◆ OBJECTIVE
Report how many lines include the word "text", and nothing besides that number.

◆ THE DATA
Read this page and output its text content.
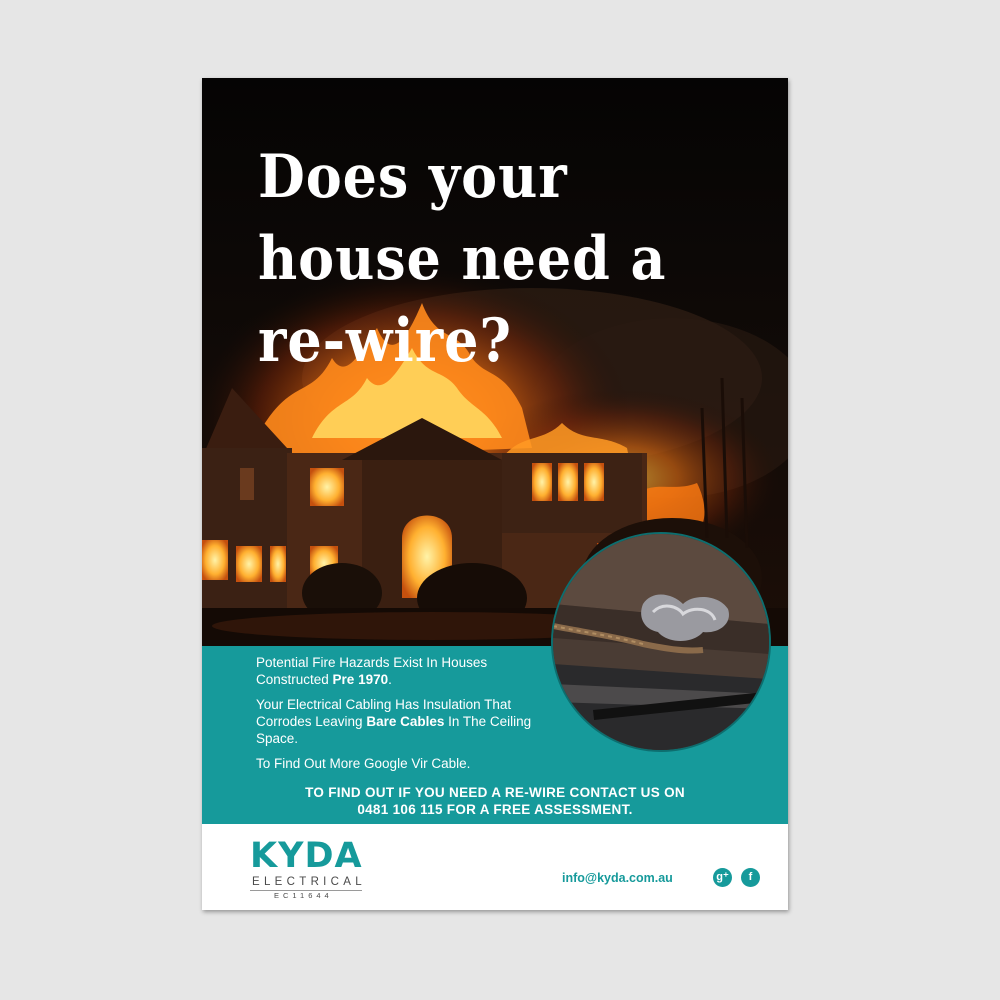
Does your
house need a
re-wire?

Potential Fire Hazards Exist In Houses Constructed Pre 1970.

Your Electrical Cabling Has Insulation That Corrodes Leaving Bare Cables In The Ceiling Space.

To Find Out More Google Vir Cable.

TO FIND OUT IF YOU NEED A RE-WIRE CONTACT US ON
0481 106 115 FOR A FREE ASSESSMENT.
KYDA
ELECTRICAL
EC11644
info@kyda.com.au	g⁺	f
...
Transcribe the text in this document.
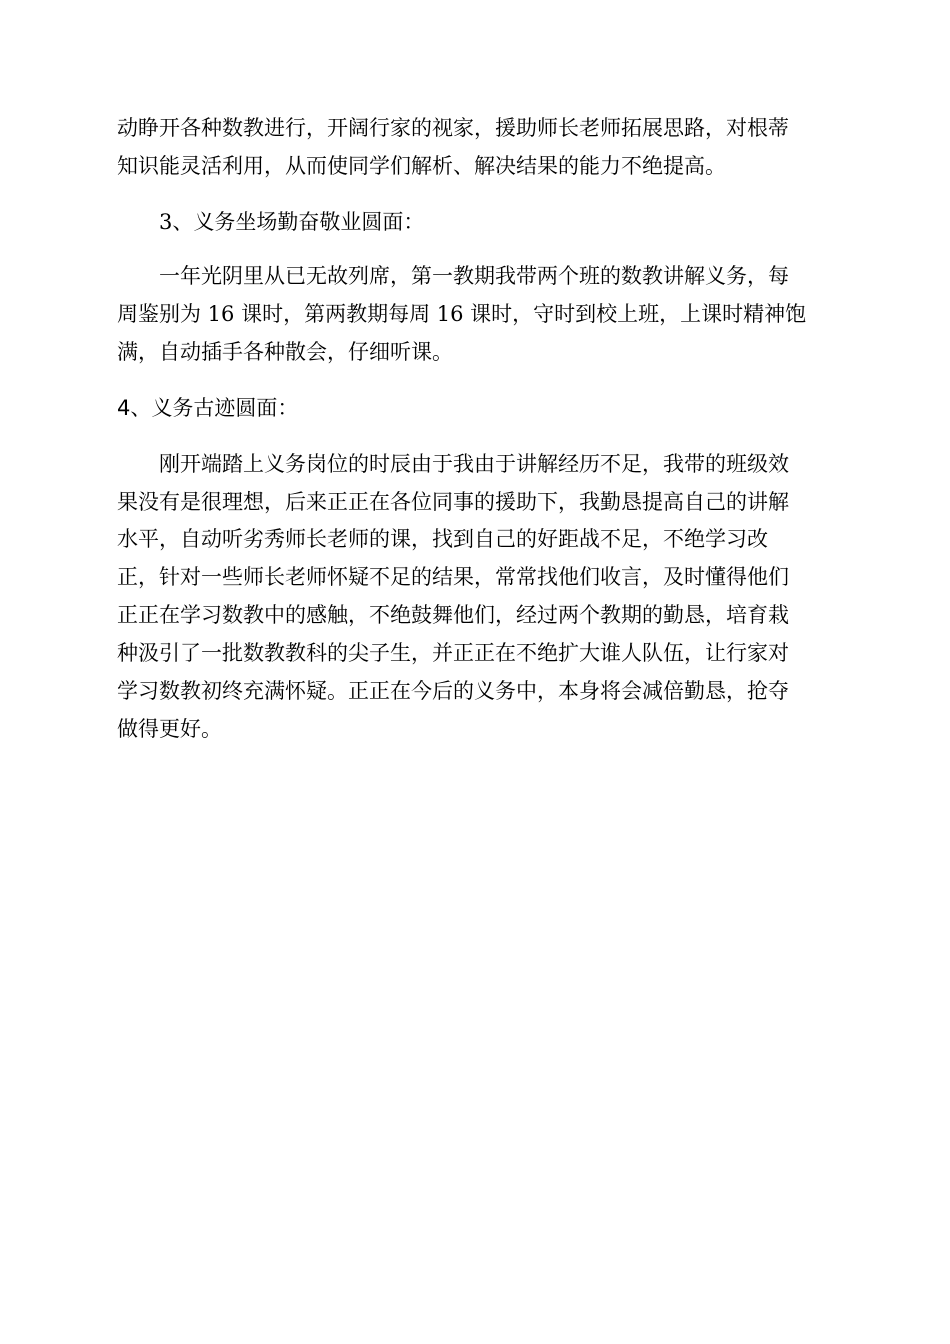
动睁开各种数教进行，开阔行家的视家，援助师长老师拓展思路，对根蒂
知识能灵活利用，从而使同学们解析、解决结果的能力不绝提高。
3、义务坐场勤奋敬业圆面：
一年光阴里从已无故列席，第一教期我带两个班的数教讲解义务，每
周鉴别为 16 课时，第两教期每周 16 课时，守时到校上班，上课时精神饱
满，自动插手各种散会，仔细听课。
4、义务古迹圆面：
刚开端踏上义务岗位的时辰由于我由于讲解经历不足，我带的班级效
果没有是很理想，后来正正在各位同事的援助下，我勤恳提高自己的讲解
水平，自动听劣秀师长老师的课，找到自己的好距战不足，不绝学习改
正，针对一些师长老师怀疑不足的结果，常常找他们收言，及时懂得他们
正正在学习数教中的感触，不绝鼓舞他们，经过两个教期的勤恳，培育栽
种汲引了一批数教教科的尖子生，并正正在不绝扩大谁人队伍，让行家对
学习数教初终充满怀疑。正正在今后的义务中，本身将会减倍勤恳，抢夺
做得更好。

◆ THE SOLUTION
2